Exercise details: Find all lines in the records that include the word "icon", and copy them out.
***
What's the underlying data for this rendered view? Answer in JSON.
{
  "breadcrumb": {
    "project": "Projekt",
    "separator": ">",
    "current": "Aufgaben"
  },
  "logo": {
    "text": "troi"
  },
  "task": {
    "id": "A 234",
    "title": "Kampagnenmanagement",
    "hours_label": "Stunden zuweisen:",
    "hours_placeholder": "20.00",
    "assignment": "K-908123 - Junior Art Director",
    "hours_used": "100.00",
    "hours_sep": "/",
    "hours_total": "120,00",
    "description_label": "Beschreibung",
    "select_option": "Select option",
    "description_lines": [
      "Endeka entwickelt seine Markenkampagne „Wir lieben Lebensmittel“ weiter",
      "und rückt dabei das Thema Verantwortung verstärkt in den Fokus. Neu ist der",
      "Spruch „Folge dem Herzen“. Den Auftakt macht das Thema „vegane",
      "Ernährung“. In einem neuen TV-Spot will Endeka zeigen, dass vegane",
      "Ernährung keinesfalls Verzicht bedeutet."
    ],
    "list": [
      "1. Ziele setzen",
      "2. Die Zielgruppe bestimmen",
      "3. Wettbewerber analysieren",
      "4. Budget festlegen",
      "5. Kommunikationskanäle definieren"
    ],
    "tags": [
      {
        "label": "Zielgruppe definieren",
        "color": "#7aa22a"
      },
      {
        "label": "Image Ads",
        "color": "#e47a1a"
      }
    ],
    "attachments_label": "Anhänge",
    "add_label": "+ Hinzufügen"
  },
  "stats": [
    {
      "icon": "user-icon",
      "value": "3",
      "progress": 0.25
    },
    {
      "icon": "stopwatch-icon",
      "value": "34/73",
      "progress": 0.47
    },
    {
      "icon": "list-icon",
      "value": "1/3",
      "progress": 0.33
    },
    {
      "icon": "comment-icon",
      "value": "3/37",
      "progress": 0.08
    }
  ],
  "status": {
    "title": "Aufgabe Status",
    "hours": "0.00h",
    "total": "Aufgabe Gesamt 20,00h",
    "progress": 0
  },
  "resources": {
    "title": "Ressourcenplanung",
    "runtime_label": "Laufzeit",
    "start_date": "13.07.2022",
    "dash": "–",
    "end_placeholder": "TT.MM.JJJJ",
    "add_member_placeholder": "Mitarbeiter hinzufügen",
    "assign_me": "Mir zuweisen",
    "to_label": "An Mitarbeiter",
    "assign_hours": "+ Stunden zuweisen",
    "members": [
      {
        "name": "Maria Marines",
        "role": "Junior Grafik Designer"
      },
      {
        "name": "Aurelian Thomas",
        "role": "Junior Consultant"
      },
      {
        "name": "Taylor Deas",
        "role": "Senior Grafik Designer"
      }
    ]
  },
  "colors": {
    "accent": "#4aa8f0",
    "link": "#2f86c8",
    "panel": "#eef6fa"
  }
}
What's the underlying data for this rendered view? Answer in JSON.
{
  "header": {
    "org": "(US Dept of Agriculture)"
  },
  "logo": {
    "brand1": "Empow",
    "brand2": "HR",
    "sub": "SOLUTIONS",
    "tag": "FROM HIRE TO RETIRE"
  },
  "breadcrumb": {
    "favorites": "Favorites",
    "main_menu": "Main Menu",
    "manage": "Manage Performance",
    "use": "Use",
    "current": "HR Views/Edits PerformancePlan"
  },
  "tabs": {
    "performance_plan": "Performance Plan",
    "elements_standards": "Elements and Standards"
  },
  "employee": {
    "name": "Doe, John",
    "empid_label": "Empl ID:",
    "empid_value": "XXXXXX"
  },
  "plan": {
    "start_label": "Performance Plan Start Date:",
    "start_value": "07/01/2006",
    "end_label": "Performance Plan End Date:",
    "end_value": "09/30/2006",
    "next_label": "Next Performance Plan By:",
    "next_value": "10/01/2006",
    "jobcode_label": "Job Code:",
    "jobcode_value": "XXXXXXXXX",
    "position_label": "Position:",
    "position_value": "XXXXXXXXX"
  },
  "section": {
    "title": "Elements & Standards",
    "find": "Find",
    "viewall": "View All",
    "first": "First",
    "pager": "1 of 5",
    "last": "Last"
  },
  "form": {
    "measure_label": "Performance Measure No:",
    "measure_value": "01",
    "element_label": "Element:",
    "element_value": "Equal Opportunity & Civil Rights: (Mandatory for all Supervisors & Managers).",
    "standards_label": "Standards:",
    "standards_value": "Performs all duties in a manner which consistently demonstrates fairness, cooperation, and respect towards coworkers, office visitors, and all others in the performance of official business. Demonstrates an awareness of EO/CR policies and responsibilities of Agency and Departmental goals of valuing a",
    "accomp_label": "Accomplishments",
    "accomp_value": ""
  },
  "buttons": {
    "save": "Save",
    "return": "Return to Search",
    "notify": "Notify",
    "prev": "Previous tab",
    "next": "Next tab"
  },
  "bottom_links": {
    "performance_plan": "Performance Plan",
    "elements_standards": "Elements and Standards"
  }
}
***
Task result:
      "icon": "user-icon",
      "icon": "stopwatch-icon",
      "icon": "list-icon",
      "icon": "comment-icon",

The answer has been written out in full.